---- THE RECORDS

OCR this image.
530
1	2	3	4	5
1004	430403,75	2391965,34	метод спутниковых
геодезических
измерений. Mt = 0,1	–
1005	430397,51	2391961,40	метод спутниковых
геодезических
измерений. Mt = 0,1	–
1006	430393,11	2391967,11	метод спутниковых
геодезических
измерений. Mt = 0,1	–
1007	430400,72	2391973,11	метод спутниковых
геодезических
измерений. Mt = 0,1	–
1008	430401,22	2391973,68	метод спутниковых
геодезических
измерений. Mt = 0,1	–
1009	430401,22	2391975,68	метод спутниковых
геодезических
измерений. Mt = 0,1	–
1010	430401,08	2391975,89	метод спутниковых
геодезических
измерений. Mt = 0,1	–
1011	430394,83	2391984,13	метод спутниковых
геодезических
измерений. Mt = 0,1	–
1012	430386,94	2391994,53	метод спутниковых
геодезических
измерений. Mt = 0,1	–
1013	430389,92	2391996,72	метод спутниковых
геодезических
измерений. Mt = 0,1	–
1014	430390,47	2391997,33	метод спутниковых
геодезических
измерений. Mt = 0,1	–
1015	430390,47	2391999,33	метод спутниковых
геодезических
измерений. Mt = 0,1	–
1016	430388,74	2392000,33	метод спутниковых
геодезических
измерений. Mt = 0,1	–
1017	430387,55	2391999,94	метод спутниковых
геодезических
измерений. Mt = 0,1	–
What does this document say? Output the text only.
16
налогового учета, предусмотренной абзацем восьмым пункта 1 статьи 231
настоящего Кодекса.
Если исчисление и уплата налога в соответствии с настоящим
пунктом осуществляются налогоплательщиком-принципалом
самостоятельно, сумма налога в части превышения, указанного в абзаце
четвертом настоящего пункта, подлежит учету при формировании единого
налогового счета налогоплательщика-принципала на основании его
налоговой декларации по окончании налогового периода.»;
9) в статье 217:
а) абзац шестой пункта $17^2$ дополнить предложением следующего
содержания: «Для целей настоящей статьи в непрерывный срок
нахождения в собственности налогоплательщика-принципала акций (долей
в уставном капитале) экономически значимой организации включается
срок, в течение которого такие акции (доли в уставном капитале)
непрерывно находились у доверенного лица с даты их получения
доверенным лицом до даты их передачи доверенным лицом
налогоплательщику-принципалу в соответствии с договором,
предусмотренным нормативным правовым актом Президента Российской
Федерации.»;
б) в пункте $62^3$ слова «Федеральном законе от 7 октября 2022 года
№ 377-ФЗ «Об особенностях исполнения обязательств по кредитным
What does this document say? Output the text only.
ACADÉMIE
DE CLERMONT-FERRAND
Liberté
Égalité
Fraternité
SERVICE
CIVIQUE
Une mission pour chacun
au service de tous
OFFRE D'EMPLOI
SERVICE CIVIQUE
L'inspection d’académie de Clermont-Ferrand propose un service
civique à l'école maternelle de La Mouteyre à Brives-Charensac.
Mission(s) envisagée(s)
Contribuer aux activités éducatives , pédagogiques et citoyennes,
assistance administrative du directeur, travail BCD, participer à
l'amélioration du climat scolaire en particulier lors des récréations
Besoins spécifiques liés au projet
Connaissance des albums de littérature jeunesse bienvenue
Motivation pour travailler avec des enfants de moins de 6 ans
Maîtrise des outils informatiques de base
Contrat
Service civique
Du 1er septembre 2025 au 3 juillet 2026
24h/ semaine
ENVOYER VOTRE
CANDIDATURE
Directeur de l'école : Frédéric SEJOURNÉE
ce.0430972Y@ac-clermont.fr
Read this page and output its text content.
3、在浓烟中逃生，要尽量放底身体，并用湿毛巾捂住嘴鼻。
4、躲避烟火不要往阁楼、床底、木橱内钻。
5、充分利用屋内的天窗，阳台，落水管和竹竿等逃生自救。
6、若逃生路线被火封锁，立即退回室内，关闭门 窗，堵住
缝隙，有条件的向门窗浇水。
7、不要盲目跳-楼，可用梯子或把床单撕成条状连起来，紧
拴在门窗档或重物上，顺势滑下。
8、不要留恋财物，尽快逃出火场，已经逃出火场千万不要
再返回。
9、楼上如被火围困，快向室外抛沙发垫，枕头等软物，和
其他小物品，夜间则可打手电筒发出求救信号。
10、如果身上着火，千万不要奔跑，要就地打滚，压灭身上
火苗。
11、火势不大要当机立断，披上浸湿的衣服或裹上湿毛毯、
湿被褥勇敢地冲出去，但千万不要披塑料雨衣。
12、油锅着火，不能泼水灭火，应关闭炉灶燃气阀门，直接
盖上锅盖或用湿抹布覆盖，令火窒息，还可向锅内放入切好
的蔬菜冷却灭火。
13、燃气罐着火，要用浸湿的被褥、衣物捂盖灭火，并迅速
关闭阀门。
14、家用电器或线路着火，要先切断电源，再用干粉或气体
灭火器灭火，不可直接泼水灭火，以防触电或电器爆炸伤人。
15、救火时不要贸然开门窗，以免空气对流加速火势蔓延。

--------

WORK REQUIRED:
All of the entries must be quoted exactly; please include each one.

FULL ANSWER:
OCR this image.
530
1	2	3	4	5
1004	430403,75	2391965,34	метод спутниковых
геодезических
измерений. Mt = 0,1	–
1005	430397,51	2391961,40	метод спутниковых
геодезических
измерений. Mt = 0,1	–
1006	430393,11	2391967,11	метод спутниковых
геодезических
измерений. Mt = 0,1	–
1007	430400,72	2391973,11	метод спутниковых
геодезических
измерений. Mt = 0,1	–
1008	430401,22	2391973,68	метод спутниковых
геодезических
измерений. Mt = 0,1	–
1009	430401,22	2391975,68	метод спутниковых
геодезических
измерений. Mt = 0,1	–
1010	430401,08	2391975,89	метод спутниковых
геодезических
измерений. Mt = 0,1	–
1011	430394,83	2391984,13	метод спутниковых
геодезических
измерений. Mt = 0,1	–
1012	430386,94	2391994,53	метод спутниковых
геодезических
измерений. Mt = 0,1	–
1013	430389,92	2391996,72	метод спутниковых
геодезических
измерений. Mt = 0,1	–
1014	430390,47	2391997,33	метод спутниковых
геодезических
измерений. Mt = 0,1	–
1015	430390,47	2391999,33	метод спутниковых
геодезических
измерений. Mt = 0,1	–
1016	430388,74	2392000,33	метод спутниковых
геодезических
измерений. Mt = 0,1	–
1017	430387,55	2391999,94	метод спутниковых
геодезических
измерений. Mt = 0,1	–
What does this document say? Output the text only.
16
налогового учета, предусмотренной абзацем восьмым пункта 1 статьи 231
настоящего Кодекса.
Если исчисление и уплата налога в соответствии с настоящим
пунктом осуществляются налогоплательщиком-принципалом
самостоятельно, сумма налога в части превышения, указанного в абзаце
четвертом настоящего пункта, подлежит учету при формировании единого
налогового счета налогоплательщика-принципала на основании его
налоговой декларации по окончании налогового периода.»;
9) в статье 217:
а) абзац шестой пункта $17^2$ дополнить предложением следующего
содержания: «Для целей настоящей статьи в непрерывный срок
нахождения в собственности налогоплательщика-принципала акций (долей
в уставном капитале) экономически значимой организации включается
срок, в течение которого такие акции (доли в уставном капитале)
непрерывно находились у доверенного лица с даты их получения
доверенным лицом до даты их передачи доверенным лицом
налогоплательщику-принципалу в соответствии с договором,
предусмотренным нормативным правовым актом Президента Российской
Федерации.»;
б) в пункте $62^3$ слова «Федеральном законе от 7 октября 2022 года
№ 377-ФЗ «Об особенностях исполнения обязательств по кредитным
What does this document say? Output the text only.
ACADÉMIE
DE CLERMONT-FERRAND
Liberté
Égalité
Fraternité
SERVICE
CIVIQUE
Une mission pour chacun
au service de tous
OFFRE D'EMPLOI
SERVICE CIVIQUE
L'inspection d’académie de Clermont-Ferrand propose un service
civique à l'école maternelle de La Mouteyre à Brives-Charensac.
Mission(s) envisagée(s)
Contribuer aux activités éducatives , pédagogiques et citoyennes,
assistance administrative du directeur, travail BCD, participer à
l'amélioration du climat scolaire en particulier lors des récréations
Besoins spécifiques liés au projet
Connaissance des albums de littérature jeunesse bienvenue
Motivation pour travailler avec des enfants de moins de 6 ans
Maîtrise des outils informatiques de base
Contrat
Service civique
Du 1er septembre 2025 au 3 juillet 2026
24h/ semaine
ENVOYER VOTRE
CANDIDATURE
Directeur de l'école : Frédéric SEJOURNÉE
ce.0430972Y@ac-clermont.fr
Read this page and output its text content.
3、在浓烟中逃生，要尽量放底身体，并用湿毛巾捂住嘴鼻。
4、躲避烟火不要往阁楼、床底、木橱内钻。
5、充分利用屋内的天窗，阳台，落水管和竹竿等逃生自救。
6、若逃生路线被火封锁，立即退回室内，关闭门 窗，堵住
缝隙，有条件的向门窗浇水。
7、不要盲目跳-楼，可用梯子或把床单撕成条状连起来，紧
拴在门窗档或重物上，顺势滑下。
8、不要留恋财物，尽快逃出火场，已经逃出火场千万不要
再返回。
9、楼上如被火围困，快向室外抛沙发垫，枕头等软物，和
其他小物品，夜间则可打手电筒发出求救信号。
10、如果身上着火，千万不要奔跑，要就地打滚，压灭身上
火苗。
11、火势不大要当机立断，披上浸湿的衣服或裹上湿毛毯、
湿被褥勇敢地冲出去，但千万不要披塑料雨衣。
12、油锅着火，不能泼水灭火，应关闭炉灶燃气阀门，直接
盖上锅盖或用湿抹布覆盖，令火窒息，还可向锅内放入切好
的蔬菜冷却灭火。
13、燃气罐着火，要用浸湿的被褥、衣物捂盖灭火，并迅速
关闭阀门。
14、家用电器或线路着火，要先切断电源，再用干粉或气体
灭火器灭火，不可直接泼水灭火，以防触电或电器爆炸伤人。
15、救火时不要贸然开门窗，以免空气对流加速火势蔓延。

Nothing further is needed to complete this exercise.